== DATA SECTION ==

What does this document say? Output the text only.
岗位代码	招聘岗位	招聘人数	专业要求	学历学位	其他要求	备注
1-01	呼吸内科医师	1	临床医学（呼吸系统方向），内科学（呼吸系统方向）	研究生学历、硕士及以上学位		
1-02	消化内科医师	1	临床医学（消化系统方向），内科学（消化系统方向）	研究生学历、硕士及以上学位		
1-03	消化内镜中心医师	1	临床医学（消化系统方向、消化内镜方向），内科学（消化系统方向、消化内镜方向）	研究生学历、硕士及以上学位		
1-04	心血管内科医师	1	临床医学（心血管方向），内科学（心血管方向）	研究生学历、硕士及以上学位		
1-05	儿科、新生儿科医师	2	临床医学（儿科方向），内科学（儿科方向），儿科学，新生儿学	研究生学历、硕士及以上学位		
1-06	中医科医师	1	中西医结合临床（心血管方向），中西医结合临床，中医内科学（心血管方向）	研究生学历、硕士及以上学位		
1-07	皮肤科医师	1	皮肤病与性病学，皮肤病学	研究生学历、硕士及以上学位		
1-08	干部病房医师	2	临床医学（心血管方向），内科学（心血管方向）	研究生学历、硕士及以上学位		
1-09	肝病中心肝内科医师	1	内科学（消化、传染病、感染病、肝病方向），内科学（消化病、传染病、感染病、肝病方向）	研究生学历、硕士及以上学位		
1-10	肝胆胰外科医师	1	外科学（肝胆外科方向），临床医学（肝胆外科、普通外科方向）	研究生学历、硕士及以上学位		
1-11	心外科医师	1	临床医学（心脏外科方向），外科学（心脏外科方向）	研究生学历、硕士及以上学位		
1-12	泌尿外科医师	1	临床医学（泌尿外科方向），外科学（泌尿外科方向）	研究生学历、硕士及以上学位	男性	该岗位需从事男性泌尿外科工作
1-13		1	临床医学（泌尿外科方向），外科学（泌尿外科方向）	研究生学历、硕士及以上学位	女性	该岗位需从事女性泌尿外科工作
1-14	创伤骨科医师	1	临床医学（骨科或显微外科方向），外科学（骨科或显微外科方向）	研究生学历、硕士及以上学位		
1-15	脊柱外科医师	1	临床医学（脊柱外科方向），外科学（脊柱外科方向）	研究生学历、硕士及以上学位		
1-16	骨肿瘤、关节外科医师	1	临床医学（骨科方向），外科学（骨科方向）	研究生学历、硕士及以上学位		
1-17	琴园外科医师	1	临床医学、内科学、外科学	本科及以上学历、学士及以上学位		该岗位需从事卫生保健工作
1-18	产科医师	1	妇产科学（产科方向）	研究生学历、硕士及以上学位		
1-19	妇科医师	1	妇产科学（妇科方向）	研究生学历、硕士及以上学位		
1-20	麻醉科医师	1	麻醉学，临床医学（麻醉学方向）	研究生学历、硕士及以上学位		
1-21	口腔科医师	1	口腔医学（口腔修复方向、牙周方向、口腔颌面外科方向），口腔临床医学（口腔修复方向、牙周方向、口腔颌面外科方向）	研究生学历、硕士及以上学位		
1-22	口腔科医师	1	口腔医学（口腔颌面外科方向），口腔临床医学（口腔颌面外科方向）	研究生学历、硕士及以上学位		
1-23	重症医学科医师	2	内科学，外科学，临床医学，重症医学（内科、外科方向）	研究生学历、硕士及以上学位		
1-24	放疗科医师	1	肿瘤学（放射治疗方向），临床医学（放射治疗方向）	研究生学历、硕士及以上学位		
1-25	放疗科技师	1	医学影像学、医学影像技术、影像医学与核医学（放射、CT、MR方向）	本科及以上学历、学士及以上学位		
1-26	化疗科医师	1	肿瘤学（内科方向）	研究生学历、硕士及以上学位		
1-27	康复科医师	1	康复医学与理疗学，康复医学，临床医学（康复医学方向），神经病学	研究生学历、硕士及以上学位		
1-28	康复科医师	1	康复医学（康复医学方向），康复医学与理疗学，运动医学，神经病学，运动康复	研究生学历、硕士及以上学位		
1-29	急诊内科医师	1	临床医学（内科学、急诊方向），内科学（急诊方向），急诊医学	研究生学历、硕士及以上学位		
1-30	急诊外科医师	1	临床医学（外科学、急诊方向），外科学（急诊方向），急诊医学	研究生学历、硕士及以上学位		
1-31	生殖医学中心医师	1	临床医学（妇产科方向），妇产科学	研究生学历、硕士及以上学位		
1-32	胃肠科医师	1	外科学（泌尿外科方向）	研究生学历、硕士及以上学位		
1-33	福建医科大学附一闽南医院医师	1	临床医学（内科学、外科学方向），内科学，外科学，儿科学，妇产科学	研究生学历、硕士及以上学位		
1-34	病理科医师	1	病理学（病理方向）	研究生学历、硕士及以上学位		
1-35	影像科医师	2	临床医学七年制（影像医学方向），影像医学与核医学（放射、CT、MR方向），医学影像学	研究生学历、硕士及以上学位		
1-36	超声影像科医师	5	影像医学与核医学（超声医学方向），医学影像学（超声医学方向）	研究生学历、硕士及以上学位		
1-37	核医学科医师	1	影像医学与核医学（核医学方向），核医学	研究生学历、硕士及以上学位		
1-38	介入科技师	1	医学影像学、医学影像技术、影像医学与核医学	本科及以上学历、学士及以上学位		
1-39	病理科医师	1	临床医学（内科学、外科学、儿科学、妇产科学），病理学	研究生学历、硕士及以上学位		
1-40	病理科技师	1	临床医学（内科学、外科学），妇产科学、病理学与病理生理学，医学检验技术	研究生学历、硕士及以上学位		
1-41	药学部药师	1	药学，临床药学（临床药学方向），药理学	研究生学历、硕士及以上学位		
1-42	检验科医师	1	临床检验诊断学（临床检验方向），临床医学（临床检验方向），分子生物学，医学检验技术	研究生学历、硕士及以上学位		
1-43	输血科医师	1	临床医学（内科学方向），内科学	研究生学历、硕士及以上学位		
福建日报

===

■ GIVEN EXERCISE
Return all lines with the word "口腔颌面外科方向" in them.

■ RESPONSE
1-21	口腔科医师	1	口腔医学（口腔修复方向、牙周方向、口腔颌面外科方向），口腔临床医学（口腔修复方向、牙周方向、口腔颌面外科方向）	研究生学历、硕士及以上学位		
1-22	口腔科医师	1	口腔医学（口腔颌面外科方向），口腔临床医学（口腔颌面外科方向）	研究生学历、硕士及以上学位		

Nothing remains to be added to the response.